[START]

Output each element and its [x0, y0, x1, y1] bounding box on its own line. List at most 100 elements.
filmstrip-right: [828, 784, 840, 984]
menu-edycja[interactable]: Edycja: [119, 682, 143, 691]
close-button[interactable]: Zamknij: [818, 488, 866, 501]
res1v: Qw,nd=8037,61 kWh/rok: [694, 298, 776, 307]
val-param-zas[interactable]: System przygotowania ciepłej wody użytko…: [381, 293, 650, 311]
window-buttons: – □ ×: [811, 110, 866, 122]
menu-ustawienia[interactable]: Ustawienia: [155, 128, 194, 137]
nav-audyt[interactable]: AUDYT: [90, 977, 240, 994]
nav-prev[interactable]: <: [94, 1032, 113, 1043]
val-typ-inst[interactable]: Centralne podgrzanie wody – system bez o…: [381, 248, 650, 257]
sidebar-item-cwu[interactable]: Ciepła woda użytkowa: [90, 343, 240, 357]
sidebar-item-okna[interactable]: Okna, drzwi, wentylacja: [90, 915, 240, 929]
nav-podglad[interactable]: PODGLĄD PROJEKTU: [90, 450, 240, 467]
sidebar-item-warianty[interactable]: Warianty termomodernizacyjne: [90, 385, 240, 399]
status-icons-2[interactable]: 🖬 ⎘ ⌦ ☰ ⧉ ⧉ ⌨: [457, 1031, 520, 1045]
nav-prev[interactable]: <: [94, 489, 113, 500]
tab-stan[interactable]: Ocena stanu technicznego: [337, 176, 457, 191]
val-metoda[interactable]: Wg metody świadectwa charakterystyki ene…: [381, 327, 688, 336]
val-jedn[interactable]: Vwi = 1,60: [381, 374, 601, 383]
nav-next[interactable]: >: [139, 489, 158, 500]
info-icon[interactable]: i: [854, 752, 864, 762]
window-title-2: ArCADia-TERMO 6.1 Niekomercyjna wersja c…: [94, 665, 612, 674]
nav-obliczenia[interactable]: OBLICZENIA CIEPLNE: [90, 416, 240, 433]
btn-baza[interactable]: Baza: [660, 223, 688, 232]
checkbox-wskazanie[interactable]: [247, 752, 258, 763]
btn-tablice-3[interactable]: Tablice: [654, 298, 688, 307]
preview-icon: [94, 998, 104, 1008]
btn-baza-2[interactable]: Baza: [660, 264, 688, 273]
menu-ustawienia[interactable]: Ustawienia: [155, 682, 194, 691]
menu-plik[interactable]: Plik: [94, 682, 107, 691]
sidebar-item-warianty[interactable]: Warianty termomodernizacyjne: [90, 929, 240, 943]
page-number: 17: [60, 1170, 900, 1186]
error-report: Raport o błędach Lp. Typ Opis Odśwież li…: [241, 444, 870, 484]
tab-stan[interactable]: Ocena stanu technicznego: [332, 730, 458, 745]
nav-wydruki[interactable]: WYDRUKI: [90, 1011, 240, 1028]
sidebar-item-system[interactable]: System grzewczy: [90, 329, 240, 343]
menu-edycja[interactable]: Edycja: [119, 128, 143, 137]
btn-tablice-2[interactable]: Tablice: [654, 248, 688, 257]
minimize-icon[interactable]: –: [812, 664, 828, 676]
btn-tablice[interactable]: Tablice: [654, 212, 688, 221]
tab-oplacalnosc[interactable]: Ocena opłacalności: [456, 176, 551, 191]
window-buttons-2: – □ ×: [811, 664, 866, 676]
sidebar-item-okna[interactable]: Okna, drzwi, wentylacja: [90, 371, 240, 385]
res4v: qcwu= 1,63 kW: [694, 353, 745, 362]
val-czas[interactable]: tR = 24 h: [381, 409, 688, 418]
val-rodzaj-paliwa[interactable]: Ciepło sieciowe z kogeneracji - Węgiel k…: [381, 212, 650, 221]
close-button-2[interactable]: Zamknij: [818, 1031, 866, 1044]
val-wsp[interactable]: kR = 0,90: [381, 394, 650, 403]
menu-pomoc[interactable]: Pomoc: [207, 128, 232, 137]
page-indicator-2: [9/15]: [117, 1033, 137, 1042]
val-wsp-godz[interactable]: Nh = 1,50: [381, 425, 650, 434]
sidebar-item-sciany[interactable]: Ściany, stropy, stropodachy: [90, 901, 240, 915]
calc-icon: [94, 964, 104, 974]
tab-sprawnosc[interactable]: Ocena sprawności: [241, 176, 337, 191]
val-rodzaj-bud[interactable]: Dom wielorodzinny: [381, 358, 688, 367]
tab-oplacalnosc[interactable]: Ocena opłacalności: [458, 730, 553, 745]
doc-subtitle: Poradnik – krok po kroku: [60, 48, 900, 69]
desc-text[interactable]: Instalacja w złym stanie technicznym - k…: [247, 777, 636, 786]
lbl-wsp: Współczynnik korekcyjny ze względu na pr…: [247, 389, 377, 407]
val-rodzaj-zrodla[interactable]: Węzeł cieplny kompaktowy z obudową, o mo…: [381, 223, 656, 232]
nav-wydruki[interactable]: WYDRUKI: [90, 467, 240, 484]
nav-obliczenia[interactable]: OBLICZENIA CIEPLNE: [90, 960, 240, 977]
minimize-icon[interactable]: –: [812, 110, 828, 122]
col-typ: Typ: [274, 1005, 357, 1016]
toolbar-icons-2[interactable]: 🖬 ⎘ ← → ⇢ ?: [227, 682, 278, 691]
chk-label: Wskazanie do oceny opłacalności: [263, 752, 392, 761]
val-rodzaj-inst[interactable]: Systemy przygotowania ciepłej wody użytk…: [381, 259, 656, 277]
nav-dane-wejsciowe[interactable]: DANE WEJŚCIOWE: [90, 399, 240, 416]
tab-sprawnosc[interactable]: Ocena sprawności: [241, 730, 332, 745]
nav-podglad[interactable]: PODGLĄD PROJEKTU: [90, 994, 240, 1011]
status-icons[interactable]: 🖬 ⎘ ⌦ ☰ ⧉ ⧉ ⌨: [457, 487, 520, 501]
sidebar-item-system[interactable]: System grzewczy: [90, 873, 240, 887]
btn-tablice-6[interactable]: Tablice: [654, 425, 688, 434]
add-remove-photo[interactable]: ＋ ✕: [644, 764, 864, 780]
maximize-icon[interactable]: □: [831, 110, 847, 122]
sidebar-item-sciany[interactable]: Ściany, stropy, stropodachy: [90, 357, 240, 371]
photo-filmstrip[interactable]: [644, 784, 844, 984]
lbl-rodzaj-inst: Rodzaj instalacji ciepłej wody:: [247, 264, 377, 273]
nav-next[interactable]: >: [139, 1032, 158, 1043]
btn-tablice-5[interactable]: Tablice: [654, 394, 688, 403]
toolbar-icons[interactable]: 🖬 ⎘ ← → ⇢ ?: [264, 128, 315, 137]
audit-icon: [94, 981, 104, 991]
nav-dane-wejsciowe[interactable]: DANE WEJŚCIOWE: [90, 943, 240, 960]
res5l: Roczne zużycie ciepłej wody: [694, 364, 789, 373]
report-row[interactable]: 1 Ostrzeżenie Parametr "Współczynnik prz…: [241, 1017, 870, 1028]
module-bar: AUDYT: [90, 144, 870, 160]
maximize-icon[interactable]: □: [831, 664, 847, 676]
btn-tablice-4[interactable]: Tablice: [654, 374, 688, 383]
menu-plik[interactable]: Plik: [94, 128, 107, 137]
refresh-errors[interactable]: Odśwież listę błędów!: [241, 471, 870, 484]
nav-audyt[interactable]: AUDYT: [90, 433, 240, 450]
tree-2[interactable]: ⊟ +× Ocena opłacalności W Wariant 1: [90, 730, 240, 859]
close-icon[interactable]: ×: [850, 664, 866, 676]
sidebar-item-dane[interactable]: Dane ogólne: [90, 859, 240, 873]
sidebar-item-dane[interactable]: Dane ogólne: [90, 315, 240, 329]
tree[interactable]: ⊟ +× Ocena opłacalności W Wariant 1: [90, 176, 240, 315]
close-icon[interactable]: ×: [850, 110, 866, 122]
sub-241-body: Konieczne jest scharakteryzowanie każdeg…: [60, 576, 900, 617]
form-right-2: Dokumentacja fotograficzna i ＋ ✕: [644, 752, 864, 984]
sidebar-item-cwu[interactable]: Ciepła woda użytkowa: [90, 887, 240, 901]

[END]

WORK TO DO: Copy out the listing above word for word, from its first line through the line that contains "val-param-zas[interactable]: System przygotowania", including both of those lines.

TASK RESULT:
Output each element and its [x0, y0, x1, y1] bounding box on its own line. List at most 100 elements.
filmstrip-right: [828, 784, 840, 984]
menu-edycja[interactable]: Edycja: [119, 682, 143, 691]
close-button[interactable]: Zamknij: [818, 488, 866, 501]
res1v: Qw,nd=8037,61 kWh/rok: [694, 298, 776, 307]
val-param-zas[interactable]: System przygotowania ciepłej wody użytko…: [381, 293, 650, 311]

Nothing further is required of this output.